→ **Given exercise**: Using the data below, gather each line that includes the word "name".

→ **Data shown**:
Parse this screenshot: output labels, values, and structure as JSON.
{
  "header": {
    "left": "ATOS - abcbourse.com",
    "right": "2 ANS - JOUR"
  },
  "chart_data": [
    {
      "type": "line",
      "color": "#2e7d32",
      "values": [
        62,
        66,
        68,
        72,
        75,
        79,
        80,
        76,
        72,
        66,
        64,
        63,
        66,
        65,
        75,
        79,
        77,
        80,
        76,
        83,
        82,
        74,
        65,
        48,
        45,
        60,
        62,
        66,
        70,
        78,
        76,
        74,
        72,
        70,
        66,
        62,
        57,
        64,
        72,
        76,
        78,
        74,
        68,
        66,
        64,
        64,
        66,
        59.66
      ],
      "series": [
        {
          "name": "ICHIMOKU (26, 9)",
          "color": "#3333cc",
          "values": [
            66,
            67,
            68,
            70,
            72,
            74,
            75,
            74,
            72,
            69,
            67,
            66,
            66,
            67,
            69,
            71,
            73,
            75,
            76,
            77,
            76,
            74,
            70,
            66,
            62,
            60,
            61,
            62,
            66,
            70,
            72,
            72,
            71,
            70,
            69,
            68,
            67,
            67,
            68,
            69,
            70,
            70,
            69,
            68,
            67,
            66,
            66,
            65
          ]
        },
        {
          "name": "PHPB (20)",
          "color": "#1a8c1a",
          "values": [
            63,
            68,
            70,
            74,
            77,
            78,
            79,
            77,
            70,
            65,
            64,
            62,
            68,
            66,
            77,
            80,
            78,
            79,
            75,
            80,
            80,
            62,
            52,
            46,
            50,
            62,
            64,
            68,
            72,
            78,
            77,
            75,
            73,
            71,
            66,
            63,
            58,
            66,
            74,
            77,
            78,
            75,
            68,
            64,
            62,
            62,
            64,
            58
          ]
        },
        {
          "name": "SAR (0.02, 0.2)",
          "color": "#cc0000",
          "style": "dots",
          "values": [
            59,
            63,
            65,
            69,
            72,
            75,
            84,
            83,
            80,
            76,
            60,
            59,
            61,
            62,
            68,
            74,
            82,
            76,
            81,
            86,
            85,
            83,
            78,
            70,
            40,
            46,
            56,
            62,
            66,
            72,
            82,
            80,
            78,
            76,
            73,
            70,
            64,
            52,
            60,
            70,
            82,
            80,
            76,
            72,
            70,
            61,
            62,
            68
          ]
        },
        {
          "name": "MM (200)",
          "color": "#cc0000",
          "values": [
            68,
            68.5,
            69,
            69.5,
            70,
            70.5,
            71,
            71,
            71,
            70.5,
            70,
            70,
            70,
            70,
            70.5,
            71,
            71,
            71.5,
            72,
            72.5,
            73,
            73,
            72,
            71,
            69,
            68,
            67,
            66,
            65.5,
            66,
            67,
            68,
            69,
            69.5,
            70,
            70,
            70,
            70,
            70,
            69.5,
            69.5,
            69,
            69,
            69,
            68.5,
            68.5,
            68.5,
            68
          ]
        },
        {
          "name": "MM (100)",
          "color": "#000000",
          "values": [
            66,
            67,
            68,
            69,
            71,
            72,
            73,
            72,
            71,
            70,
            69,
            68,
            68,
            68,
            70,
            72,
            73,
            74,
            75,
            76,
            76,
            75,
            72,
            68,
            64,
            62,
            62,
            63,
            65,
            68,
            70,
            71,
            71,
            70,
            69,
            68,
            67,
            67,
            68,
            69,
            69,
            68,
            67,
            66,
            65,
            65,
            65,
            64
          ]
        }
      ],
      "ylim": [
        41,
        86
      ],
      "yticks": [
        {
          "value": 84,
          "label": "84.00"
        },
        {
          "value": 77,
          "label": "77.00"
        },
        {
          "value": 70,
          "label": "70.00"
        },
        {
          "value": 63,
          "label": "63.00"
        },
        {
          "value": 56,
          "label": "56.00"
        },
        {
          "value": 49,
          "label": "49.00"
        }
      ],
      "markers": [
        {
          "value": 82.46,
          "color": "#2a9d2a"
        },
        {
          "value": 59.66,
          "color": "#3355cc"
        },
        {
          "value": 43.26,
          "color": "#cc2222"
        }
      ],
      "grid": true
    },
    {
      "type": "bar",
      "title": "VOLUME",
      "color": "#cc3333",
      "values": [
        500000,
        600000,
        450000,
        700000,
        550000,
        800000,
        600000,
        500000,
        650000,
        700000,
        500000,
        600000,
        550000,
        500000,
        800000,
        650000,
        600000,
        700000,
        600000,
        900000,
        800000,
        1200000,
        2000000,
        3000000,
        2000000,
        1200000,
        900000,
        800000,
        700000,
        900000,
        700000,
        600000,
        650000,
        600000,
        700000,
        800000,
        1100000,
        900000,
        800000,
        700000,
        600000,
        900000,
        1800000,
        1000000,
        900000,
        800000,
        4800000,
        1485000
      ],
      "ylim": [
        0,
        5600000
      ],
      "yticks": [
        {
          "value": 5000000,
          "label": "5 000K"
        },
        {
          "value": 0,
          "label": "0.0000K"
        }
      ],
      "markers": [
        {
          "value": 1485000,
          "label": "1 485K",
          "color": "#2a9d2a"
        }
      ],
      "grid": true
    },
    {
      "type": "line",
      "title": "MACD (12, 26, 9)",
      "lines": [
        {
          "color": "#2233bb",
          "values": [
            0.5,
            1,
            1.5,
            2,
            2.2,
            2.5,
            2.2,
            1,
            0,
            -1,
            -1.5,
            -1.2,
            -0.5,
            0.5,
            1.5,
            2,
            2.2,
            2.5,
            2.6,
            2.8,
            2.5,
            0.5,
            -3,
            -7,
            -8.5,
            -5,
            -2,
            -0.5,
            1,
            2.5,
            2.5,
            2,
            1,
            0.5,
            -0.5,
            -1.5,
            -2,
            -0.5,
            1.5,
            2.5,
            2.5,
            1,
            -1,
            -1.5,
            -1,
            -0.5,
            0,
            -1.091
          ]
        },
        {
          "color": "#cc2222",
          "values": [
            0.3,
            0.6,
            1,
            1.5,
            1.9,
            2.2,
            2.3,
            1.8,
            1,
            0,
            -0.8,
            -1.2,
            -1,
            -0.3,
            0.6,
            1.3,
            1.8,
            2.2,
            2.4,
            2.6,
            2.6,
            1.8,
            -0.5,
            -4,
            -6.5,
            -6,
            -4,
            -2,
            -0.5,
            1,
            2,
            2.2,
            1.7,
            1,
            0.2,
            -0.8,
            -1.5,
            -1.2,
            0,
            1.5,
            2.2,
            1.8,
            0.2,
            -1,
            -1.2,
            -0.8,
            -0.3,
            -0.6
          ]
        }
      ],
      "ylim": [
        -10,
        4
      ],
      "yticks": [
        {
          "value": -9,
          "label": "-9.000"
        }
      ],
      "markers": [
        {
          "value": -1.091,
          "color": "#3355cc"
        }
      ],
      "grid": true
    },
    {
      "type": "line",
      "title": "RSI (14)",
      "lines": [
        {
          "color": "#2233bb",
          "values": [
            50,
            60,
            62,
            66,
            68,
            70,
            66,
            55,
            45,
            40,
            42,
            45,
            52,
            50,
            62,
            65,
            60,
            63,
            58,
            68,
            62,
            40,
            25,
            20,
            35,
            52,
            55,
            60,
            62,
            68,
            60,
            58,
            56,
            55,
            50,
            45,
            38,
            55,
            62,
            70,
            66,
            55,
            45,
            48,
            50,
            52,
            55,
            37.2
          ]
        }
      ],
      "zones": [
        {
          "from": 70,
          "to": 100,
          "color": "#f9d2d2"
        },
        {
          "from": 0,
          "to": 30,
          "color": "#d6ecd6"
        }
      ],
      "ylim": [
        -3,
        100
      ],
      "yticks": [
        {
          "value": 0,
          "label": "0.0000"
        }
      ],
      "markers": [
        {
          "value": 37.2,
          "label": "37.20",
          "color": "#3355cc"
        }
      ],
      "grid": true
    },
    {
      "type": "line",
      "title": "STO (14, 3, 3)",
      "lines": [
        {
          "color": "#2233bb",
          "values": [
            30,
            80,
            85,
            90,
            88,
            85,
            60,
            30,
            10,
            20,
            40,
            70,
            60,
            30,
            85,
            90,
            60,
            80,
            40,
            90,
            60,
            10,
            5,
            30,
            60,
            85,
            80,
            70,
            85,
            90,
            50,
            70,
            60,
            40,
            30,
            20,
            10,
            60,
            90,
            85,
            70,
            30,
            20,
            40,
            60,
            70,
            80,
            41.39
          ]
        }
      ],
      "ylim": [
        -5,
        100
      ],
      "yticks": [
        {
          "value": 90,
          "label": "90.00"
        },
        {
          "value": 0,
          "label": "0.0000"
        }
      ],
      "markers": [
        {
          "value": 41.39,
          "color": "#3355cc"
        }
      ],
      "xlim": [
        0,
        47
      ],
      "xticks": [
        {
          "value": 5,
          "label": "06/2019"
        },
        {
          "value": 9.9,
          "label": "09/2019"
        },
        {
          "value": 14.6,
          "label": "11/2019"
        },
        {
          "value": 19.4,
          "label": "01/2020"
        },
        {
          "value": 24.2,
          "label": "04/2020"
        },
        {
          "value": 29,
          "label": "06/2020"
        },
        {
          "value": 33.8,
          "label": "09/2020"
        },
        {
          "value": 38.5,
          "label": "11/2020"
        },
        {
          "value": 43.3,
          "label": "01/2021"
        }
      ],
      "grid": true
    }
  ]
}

→ **Result for this exercise**:
          "name": "ICHIMOKU (26, 9)",
          "name": "PHPB (20)",
          "name": "SAR (0.02, 0.2)",
          "name": "MM (200)",
          "name": "MM (100)",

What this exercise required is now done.